Some records:
+---+

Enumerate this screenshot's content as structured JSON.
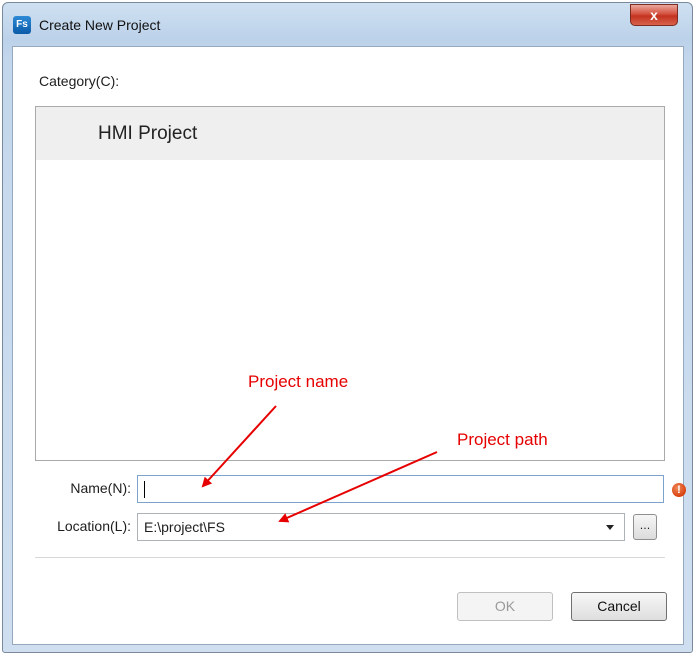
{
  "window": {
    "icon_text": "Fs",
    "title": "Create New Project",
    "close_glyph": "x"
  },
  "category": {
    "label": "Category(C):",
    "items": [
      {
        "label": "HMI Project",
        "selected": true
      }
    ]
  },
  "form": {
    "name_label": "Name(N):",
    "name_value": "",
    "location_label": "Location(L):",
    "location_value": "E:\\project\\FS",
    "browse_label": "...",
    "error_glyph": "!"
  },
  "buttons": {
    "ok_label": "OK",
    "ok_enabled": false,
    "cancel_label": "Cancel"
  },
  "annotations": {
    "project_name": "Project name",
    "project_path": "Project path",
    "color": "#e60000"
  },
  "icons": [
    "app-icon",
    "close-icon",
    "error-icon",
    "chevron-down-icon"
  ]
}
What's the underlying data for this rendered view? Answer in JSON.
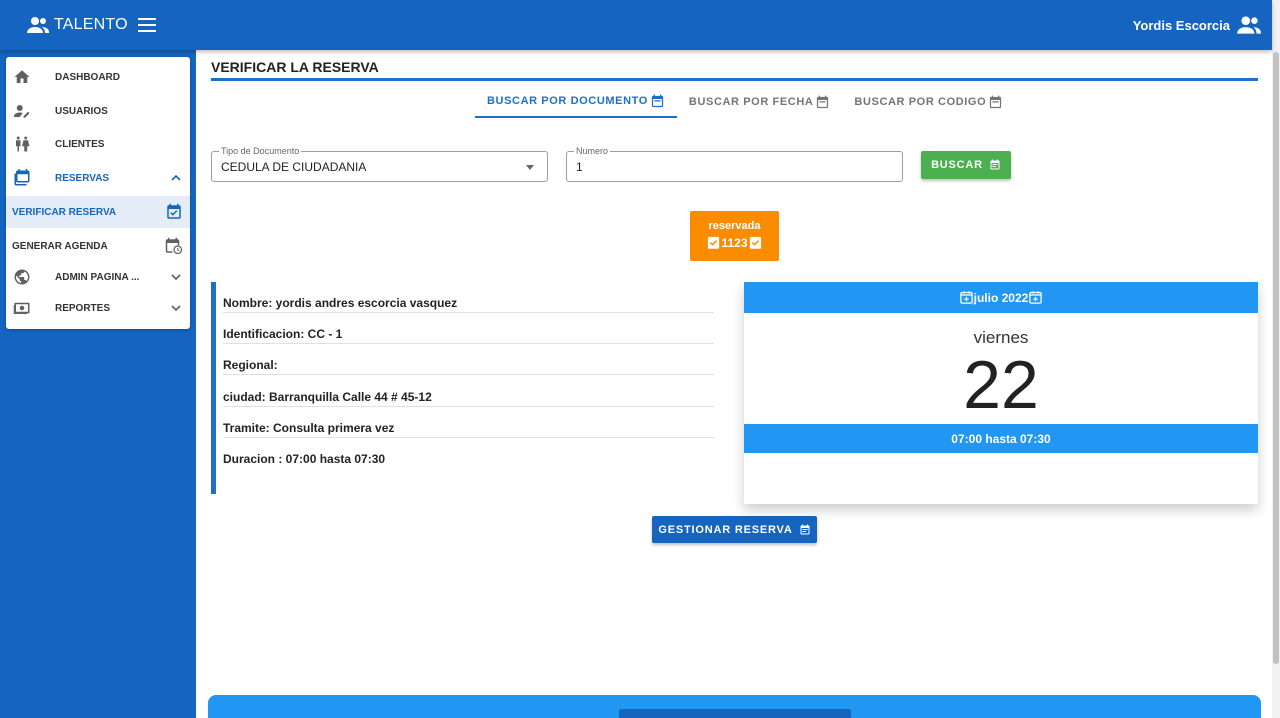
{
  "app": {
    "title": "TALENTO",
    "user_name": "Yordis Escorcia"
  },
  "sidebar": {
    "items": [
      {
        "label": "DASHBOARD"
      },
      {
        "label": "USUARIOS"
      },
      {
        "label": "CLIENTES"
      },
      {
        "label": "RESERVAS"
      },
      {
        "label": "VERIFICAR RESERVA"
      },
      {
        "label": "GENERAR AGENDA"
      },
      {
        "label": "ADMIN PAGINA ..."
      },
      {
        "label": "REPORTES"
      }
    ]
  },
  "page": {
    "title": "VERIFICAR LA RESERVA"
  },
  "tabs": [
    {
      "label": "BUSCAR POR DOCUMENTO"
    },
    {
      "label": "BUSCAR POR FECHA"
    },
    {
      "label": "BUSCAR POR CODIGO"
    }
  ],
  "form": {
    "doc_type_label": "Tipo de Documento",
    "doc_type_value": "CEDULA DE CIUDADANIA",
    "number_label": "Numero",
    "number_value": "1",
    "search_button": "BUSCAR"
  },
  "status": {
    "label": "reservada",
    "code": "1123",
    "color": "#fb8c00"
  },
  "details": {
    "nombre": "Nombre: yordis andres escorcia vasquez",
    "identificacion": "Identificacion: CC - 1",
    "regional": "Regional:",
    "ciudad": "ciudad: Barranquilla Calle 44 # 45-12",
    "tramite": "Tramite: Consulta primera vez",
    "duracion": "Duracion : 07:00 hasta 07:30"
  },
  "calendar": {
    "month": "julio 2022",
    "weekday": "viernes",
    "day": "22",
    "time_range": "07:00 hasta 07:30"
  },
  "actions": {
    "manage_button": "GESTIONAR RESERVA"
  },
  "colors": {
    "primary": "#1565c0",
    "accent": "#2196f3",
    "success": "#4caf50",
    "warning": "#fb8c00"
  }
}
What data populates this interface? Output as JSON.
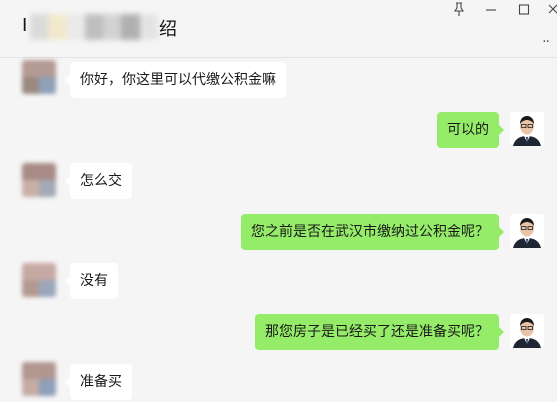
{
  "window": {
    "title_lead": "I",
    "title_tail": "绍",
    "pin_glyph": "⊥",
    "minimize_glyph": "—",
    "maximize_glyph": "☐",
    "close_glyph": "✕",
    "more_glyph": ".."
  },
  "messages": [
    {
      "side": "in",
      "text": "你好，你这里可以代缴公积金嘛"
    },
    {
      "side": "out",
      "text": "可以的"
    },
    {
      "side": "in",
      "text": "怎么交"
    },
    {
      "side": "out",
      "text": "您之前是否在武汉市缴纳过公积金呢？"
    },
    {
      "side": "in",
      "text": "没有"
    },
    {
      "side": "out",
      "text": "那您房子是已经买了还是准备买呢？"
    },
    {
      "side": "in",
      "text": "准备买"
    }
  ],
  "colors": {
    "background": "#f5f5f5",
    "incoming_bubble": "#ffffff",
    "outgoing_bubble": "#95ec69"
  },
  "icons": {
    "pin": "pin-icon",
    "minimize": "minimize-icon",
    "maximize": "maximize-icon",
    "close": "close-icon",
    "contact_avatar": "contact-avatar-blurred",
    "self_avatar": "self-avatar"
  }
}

+---+

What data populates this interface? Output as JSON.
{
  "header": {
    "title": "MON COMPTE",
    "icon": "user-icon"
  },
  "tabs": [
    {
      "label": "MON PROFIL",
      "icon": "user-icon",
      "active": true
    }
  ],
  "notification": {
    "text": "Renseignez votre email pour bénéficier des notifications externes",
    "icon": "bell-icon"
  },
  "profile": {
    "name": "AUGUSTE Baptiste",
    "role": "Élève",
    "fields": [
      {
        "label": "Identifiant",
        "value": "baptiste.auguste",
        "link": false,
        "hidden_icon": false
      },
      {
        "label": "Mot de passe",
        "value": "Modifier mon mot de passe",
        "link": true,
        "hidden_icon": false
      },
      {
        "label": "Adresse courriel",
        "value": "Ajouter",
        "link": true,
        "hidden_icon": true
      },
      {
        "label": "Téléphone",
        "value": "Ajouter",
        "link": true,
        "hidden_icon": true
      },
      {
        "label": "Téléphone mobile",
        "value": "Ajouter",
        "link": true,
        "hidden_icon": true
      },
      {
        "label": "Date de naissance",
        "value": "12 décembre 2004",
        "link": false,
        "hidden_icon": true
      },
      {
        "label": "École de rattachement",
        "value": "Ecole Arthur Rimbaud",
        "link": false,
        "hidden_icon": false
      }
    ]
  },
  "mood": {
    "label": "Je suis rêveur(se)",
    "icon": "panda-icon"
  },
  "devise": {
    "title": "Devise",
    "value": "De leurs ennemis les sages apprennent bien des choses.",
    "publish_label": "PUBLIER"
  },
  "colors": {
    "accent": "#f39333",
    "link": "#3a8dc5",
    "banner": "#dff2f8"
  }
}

+---+

→ Task instructions
Only lines that contain the word "VERIFICAR" are wanted; copy each of them.

→ Task response
        "label": "VERIFICAR RESERVA"
    "title": "VERIFICAR LA RESERVA"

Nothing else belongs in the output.